**Listing**
— Begin —

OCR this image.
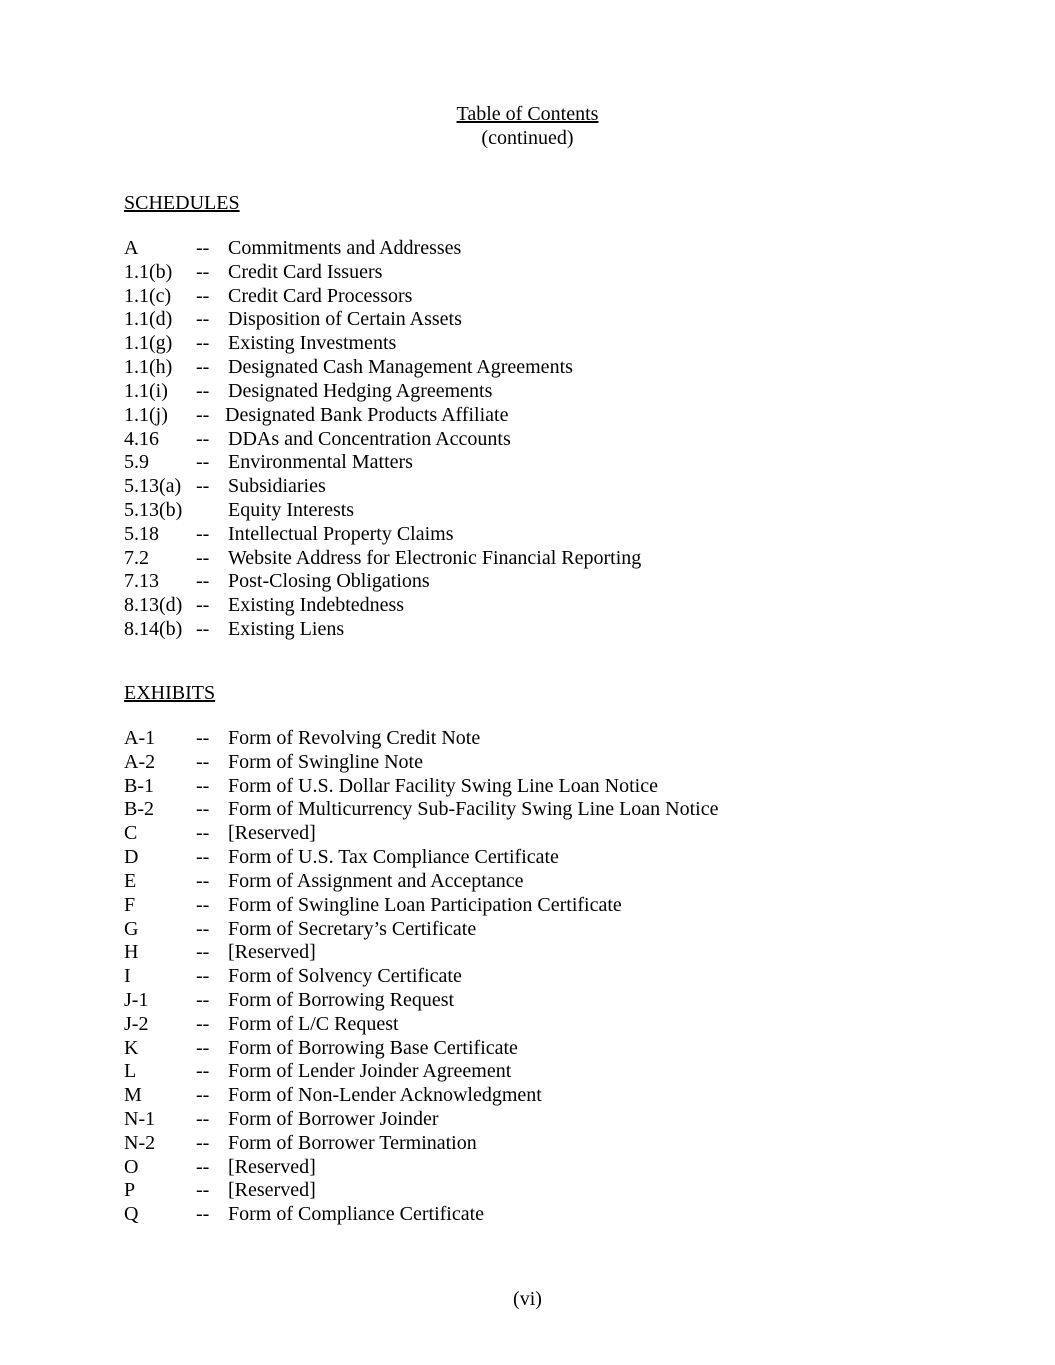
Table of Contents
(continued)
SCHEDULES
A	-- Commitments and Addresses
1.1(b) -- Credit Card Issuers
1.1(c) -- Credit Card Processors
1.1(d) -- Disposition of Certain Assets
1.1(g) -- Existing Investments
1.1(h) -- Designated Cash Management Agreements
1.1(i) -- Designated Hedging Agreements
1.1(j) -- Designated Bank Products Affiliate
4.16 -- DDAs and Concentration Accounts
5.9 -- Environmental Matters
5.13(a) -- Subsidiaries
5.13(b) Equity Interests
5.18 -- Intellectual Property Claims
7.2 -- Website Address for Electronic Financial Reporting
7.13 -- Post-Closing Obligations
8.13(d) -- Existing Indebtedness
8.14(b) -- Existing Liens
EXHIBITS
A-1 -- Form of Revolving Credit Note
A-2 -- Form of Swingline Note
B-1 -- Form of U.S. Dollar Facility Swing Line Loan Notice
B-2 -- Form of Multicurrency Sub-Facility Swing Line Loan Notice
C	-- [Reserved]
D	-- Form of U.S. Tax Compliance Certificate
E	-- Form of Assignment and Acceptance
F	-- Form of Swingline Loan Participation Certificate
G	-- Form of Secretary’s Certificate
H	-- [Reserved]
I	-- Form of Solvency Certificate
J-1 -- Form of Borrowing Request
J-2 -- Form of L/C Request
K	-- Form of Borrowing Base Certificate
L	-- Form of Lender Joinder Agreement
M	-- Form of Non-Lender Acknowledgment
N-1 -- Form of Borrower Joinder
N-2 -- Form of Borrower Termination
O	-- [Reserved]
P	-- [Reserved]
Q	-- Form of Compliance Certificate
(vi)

— End —
— Begin —

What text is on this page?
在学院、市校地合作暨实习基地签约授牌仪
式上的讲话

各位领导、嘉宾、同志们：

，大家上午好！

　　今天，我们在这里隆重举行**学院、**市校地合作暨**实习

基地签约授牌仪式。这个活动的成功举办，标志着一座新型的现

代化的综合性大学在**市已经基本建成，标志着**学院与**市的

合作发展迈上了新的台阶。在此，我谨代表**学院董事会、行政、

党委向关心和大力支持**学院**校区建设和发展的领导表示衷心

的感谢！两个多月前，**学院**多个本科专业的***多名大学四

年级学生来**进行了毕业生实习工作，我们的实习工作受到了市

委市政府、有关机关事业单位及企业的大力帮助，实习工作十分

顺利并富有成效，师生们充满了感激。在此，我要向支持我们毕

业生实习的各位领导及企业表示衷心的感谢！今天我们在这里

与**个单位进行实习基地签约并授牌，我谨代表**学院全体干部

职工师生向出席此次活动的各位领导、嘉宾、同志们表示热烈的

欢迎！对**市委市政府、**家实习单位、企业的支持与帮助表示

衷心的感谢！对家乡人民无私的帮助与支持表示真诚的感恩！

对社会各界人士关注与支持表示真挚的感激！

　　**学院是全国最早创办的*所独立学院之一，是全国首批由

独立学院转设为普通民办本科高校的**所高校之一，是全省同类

— End —

Keep only those lines of the records that hold "Agreements", and return them.

**Task answer**
1.1(h) -- Designated Cash Management Agreements
1.1(i) -- Designated Hedging Agreements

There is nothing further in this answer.